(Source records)
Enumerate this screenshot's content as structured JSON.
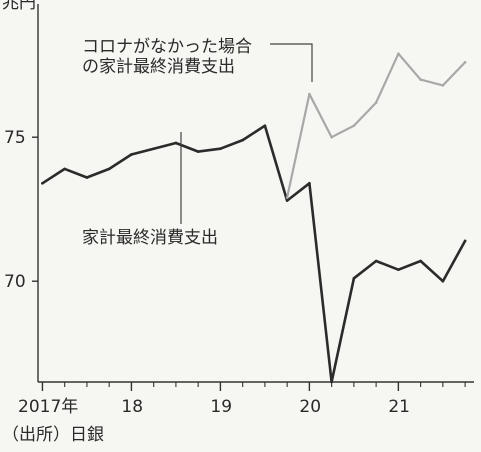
{
  "chart_data": {
    "type": "line",
    "title": "",
    "unit_label_top_left": "兆円",
    "xlabel": "",
    "ylabel": "",
    "ylim": [
      66.5,
      79
    ],
    "xlim": [
      2016.95,
      2021.85
    ],
    "y_ticks": [
      {
        "value": 75,
        "label": "75"
      },
      {
        "value": 70,
        "label": "70"
      }
    ],
    "x_ticks": [
      {
        "value": 2017.0,
        "label": "2017年"
      },
      {
        "value": 2018.0,
        "label": "18"
      },
      {
        "value": 2019.0,
        "label": "19"
      },
      {
        "value": 2020.0,
        "label": "20"
      },
      {
        "value": 2021.0,
        "label": "21"
      }
    ],
    "x_minor_ticks": [
      2017.25,
      2017.5,
      2017.75,
      2018.25,
      2018.5,
      2018.75,
      2019.25,
      2019.5,
      2019.75,
      2020.25,
      2020.5,
      2020.75,
      2021.25,
      2021.5,
      2021.75
    ],
    "series": [
      {
        "name": "家計最終消費支出",
        "color": "#2b2b2b",
        "x": [
          2017.0,
          2017.25,
          2017.5,
          2017.75,
          2018.0,
          2018.25,
          2018.5,
          2018.75,
          2019.0,
          2019.25,
          2019.5,
          2019.75,
          2020.0,
          2020.25,
          2020.5,
          2020.75,
          2021.0,
          2021.25,
          2021.5,
          2021.75
        ],
        "values": [
          73.4,
          73.9,
          73.6,
          73.9,
          74.4,
          74.6,
          74.8,
          74.5,
          74.6,
          74.9,
          75.4,
          72.8,
          73.4,
          66.5,
          70.1,
          70.7,
          70.4,
          70.7,
          70.0,
          71.4
        ]
      },
      {
        "name": "コロナがなかった場合の家計最終消費支出",
        "color": "#a8a8a8",
        "x": [
          2019.75,
          2020.0,
          2020.25,
          2020.5,
          2020.75,
          2021.0,
          2021.25,
          2021.5,
          2021.75
        ],
        "values": [
          72.9,
          76.5,
          75.0,
          75.4,
          76.2,
          77.9,
          77.0,
          76.8,
          77.6
        ]
      }
    ],
    "annotations": [
      {
        "id": "counterfactual",
        "lines": [
          "コロナがなかった場合",
          "の家計最終消費支出"
        ]
      },
      {
        "id": "actual",
        "lines": [
          "家計最終消費支出"
        ]
      }
    ],
    "source": "（出所）日銀",
    "grid": false
  }
}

**Exercise objective:** Reply with one number: the count of lines in the entries that include the word "name".

**Complete response:** 2